►

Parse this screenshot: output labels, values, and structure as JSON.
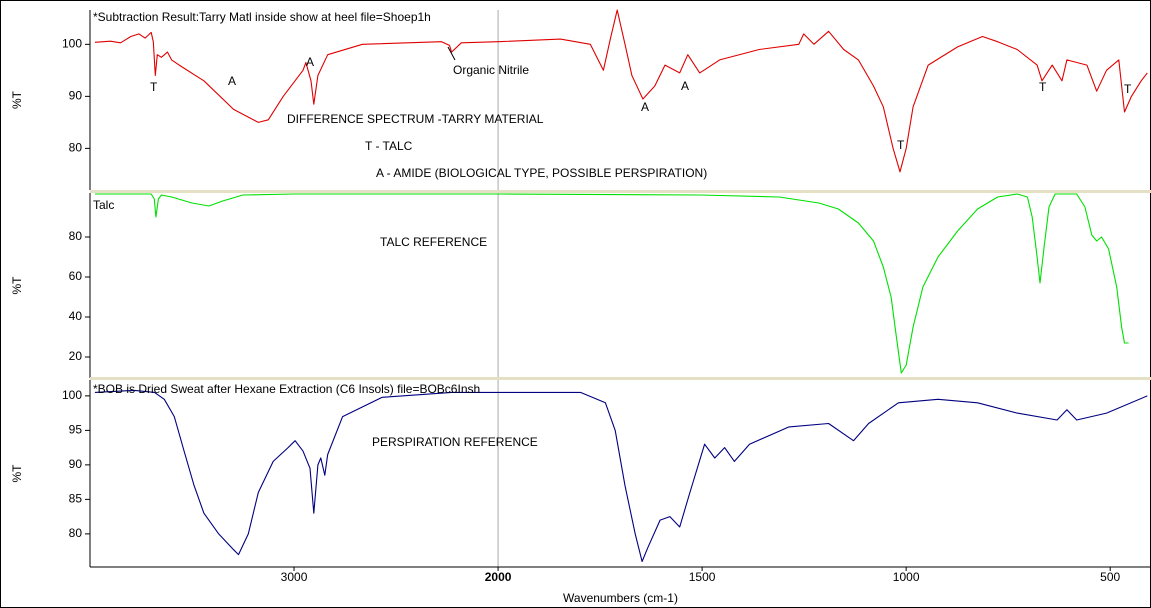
{
  "chart_data": [
    {
      "type": "line",
      "color": "#e00000",
      "ylabel": "%T",
      "ylim": [
        72,
        106.6
      ],
      "yticks": [
        100,
        90,
        80
      ],
      "xlim": [
        4000,
        400
      ],
      "x_break": 2000,
      "x_break_scale": 2,
      "annotations": [
        "*Subtraction Result:Tarry Matl inside show at heel file=Shoep1h",
        "T",
        "A",
        "A",
        "Organic Nitrile",
        "DIFFERENCE SPECTRUM -TARRY MATERIAL",
        "T - TALC",
        "A - AMIDE (BIOLOGICAL TYPE, POSSIBLE PERSPIRATION)",
        "A",
        "A",
        "T",
        "T",
        "T"
      ],
      "x": [
        3976,
        3900,
        3850,
        3800,
        3760,
        3730,
        3700,
        3690,
        3680,
        3670,
        3650,
        3620,
        3600,
        3563,
        3442,
        3296,
        3175,
        3126,
        3053,
        2956,
        2942,
        2917,
        2903,
        2883,
        2835,
        2665,
        2277,
        2238,
        2228,
        2180,
        2000,
        1847,
        1774,
        1742,
        1725,
        1708,
        1689,
        1672,
        1645,
        1616,
        1591,
        1555,
        1535,
        1506,
        1457,
        1360,
        1263,
        1251,
        1226,
        1190,
        1153,
        1117,
        1080,
        1056,
        1032,
        1015,
        1000,
        983,
        946,
        874,
        813,
        776,
        728,
        679,
        667,
        642,
        618,
        606,
        557,
        533,
        509,
        479,
        465,
        448,
        424,
        409
      ],
      "values": [
        100.4,
        100.6,
        100.3,
        101.5,
        102,
        101.2,
        102.3,
        100.5,
        94,
        98,
        97.5,
        98.5,
        97,
        96,
        93,
        87.5,
        85,
        85.5,
        90,
        95,
        96.5,
        93,
        88.5,
        94,
        98,
        100,
        100.5,
        99.8,
        98.5,
        100.3,
        100.5,
        101,
        100,
        95,
        101,
        106.6,
        100,
        94,
        89.5,
        92,
        96,
        94.5,
        98,
        94.5,
        97,
        99,
        100,
        102,
        100,
        102.5,
        99,
        97,
        92,
        88,
        80,
        75.5,
        80,
        88,
        96,
        99.5,
        101.5,
        100.5,
        99,
        96,
        93,
        96,
        93,
        97,
        96,
        91,
        95,
        97,
        87,
        90,
        93,
        94.5
      ]
    },
    {
      "type": "line",
      "color": "#00e000",
      "ylabel": "%T",
      "ylim": [
        9.5,
        102
      ],
      "yticks": [
        80,
        60,
        40,
        20
      ],
      "xlim": [
        4000,
        400
      ],
      "x_break": 2000,
      "x_break_scale": 2,
      "annotations": [
        "Talc",
        "TALC REFERENCE"
      ],
      "x": [
        3976,
        3700,
        3685,
        3677,
        3665,
        3650,
        3600,
        3500,
        3417,
        3350,
        3250,
        3000,
        2500,
        2000,
        1506,
        1311,
        1214,
        1166,
        1117,
        1080,
        1056,
        1037,
        1024,
        1012,
        1000,
        983,
        959,
        922,
        874,
        825,
        776,
        728,
        703,
        691,
        679,
        672,
        662,
        650,
        635,
        582,
        562,
        545,
        533,
        521,
        504,
        484,
        472,
        465,
        455
      ],
      "values": [
        101.5,
        101.5,
        99,
        90,
        99,
        101,
        100,
        97,
        95.5,
        98,
        101,
        101.5,
        101.5,
        101.5,
        101,
        100,
        97,
        94,
        87,
        78,
        65,
        50,
        30,
        12,
        16,
        35,
        55,
        70,
        83,
        94,
        100,
        101.5,
        100,
        90,
        70,
        57,
        75,
        95,
        101.5,
        101.5,
        95,
        81,
        78,
        80,
        74,
        55,
        35,
        27,
        27
      ]
    },
    {
      "type": "line",
      "color": "#000080",
      "ylabel": "%T",
      "ylim": [
        75.2,
        102.3
      ],
      "yticks": [
        100,
        95,
        90,
        85,
        80
      ],
      "xlim": [
        4000,
        400
      ],
      "x_break": 2000,
      "x_break_scale": 2,
      "xticks": [
        3000,
        2000,
        1500,
        1000,
        500
      ],
      "xlabel": "Wavenumbers (cm-1)",
      "annotations": [
        "*BOB is Dried Sweat after Hexane Extraction (C6 Insols) file=BOBc6Insh",
        "PERSPIRATION REFERENCE"
      ],
      "x": [
        3976,
        3781,
        3684,
        3636,
        3587,
        3539,
        3490,
        3442,
        3369,
        3296,
        3272,
        3224,
        3175,
        3102,
        3029,
        2995,
        2956,
        2922,
        2903,
        2883,
        2869,
        2849,
        2835,
        2762,
        2568,
        2228,
        2000,
        1798,
        1737,
        1713,
        1689,
        1664,
        1647,
        1633,
        1603,
        1579,
        1555,
        1530,
        1494,
        1469,
        1445,
        1421,
        1384,
        1287,
        1190,
        1129,
        1092,
        1019,
        922,
        825,
        728,
        630,
        606,
        582,
        509,
        409
      ],
      "values": [
        100.5,
        100.8,
        100.5,
        99.5,
        97,
        92,
        87,
        83,
        80,
        77.7,
        77,
        80,
        86,
        90.5,
        92.5,
        93.5,
        92,
        89.5,
        83,
        90,
        91,
        88.5,
        91.5,
        97,
        99.8,
        100.5,
        100.5,
        100.5,
        99,
        95,
        87,
        80,
        76,
        78,
        82,
        82.5,
        81,
        86,
        93,
        91,
        92.5,
        90.5,
        93,
        95.5,
        96,
        93.5,
        96,
        99,
        99.5,
        99,
        97.5,
        96.5,
        98,
        96.5,
        97.5,
        100
      ]
    }
  ]
}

◄

--- GIVEN TASK ---
Take the data above and repeat it exactly, leaving each picture out.

--- THE COMPLETED TASK ---
Parse this screenshot: output labels, values, and structure as JSON.
{
  "chart_data": [
    {
      "type": "line",
      "color": "#e00000",
      "ylabel": "%T",
      "ylim": [
        72,
        106.6
      ],
      "yticks": [
        100,
        90,
        80
      ],
      "xlim": [
        4000,
        400
      ],
      "x_break": 2000,
      "x_break_scale": 2,
      "annotations": [
        "*Subtraction Result:Tarry Matl inside show at heel file=Shoep1h",
        "T",
        "A",
        "A",
        "Organic Nitrile",
        "DIFFERENCE SPECTRUM -TARRY MATERIAL",
        "T - TALC",
        "A - AMIDE (BIOLOGICAL TYPE, POSSIBLE PERSPIRATION)",
        "A",
        "A",
        "T",
        "T",
        "T"
      ],
      "x": [
        3976,
        3900,
        3850,
        3800,
        3760,
        3730,
        3700,
        3690,
        3680,
        3670,
        3650,
        3620,
        3600,
        3563,
        3442,
        3296,
        3175,
        3126,
        3053,
        2956,
        2942,
        2917,
        2903,
        2883,
        2835,
        2665,
        2277,
        2238,
        2228,
        2180,
        2000,
        1847,
        1774,
        1742,
        1725,
        1708,
        1689,
        1672,
        1645,
        1616,
        1591,
        1555,
        1535,
        1506,
        1457,
        1360,
        1263,
        1251,
        1226,
        1190,
        1153,
        1117,
        1080,
        1056,
        1032,
        1015,
        1000,
        983,
        946,
        874,
        813,
        776,
        728,
        679,
        667,
        642,
        618,
        606,
        557,
        533,
        509,
        479,
        465,
        448,
        424,
        409
      ],
      "values": [
        100.4,
        100.6,
        100.3,
        101.5,
        102,
        101.2,
        102.3,
        100.5,
        94,
        98,
        97.5,
        98.5,
        97,
        96,
        93,
        87.5,
        85,
        85.5,
        90,
        95,
        96.5,
        93,
        88.5,
        94,
        98,
        100,
        100.5,
        99.8,
        98.5,
        100.3,
        100.5,
        101,
        100,
        95,
        101,
        106.6,
        100,
        94,
        89.5,
        92,
        96,
        94.5,
        98,
        94.5,
        97,
        99,
        100,
        102,
        100,
        102.5,
        99,
        97,
        92,
        88,
        80,
        75.5,
        80,
        88,
        96,
        99.5,
        101.5,
        100.5,
        99,
        96,
        93,
        96,
        93,
        97,
        96,
        91,
        95,
        97,
        87,
        90,
        93,
        94.5
      ]
    },
    {
      "type": "line",
      "color": "#00e000",
      "ylabel": "%T",
      "ylim": [
        9.5,
        102
      ],
      "yticks": [
        80,
        60,
        40,
        20
      ],
      "xlim": [
        4000,
        400
      ],
      "x_break": 2000,
      "x_break_scale": 2,
      "annotations": [
        "Talc",
        "TALC REFERENCE"
      ],
      "x": [
        3976,
        3700,
        3685,
        3677,
        3665,
        3650,
        3600,
        3500,
        3417,
        3350,
        3250,
        3000,
        2500,
        2000,
        1506,
        1311,
        1214,
        1166,
        1117,
        1080,
        1056,
        1037,
        1024,
        1012,
        1000,
        983,
        959,
        922,
        874,
        825,
        776,
        728,
        703,
        691,
        679,
        672,
        662,
        650,
        635,
        582,
        562,
        545,
        533,
        521,
        504,
        484,
        472,
        465,
        455
      ],
      "values": [
        101.5,
        101.5,
        99,
        90,
        99,
        101,
        100,
        97,
        95.5,
        98,
        101,
        101.5,
        101.5,
        101.5,
        101,
        100,
        97,
        94,
        87,
        78,
        65,
        50,
        30,
        12,
        16,
        35,
        55,
        70,
        83,
        94,
        100,
        101.5,
        100,
        90,
        70,
        57,
        75,
        95,
        101.5,
        101.5,
        95,
        81,
        78,
        80,
        74,
        55,
        35,
        27,
        27
      ]
    },
    {
      "type": "line",
      "color": "#000080",
      "ylabel": "%T",
      "ylim": [
        75.2,
        102.3
      ],
      "yticks": [
        100,
        95,
        90,
        85,
        80
      ],
      "xlim": [
        4000,
        400
      ],
      "x_break": 2000,
      "x_break_scale": 2,
      "xticks": [
        3000,
        2000,
        1500,
        1000,
        500
      ],
      "xlabel": "Wavenumbers (cm-1)",
      "annotations": [
        "*BOB is Dried Sweat after Hexane Extraction (C6 Insols) file=BOBc6Insh",
        "PERSPIRATION REFERENCE"
      ],
      "x": [
        3976,
        3781,
        3684,
        3636,
        3587,
        3539,
        3490,
        3442,
        3369,
        3296,
        3272,
        3224,
        3175,
        3102,
        3029,
        2995,
        2956,
        2922,
        2903,
        2883,
        2869,
        2849,
        2835,
        2762,
        2568,
        2228,
        2000,
        1798,
        1737,
        1713,
        1689,
        1664,
        1647,
        1633,
        1603,
        1579,
        1555,
        1530,
        1494,
        1469,
        1445,
        1421,
        1384,
        1287,
        1190,
        1129,
        1092,
        1019,
        922,
        825,
        728,
        630,
        606,
        582,
        509,
        409
      ],
      "values": [
        100.5,
        100.8,
        100.5,
        99.5,
        97,
        92,
        87,
        83,
        80,
        77.7,
        77,
        80,
        86,
        90.5,
        92.5,
        93.5,
        92,
        89.5,
        83,
        90,
        91,
        88.5,
        91.5,
        97,
        99.8,
        100.5,
        100.5,
        100.5,
        99,
        95,
        87,
        80,
        76,
        78,
        82,
        82.5,
        81,
        86,
        93,
        91,
        92.5,
        90.5,
        93,
        95.5,
        96,
        93.5,
        96,
        99,
        99.5,
        99,
        97.5,
        96.5,
        98,
        96.5,
        97.5,
        100
      ]
    }
  ]
}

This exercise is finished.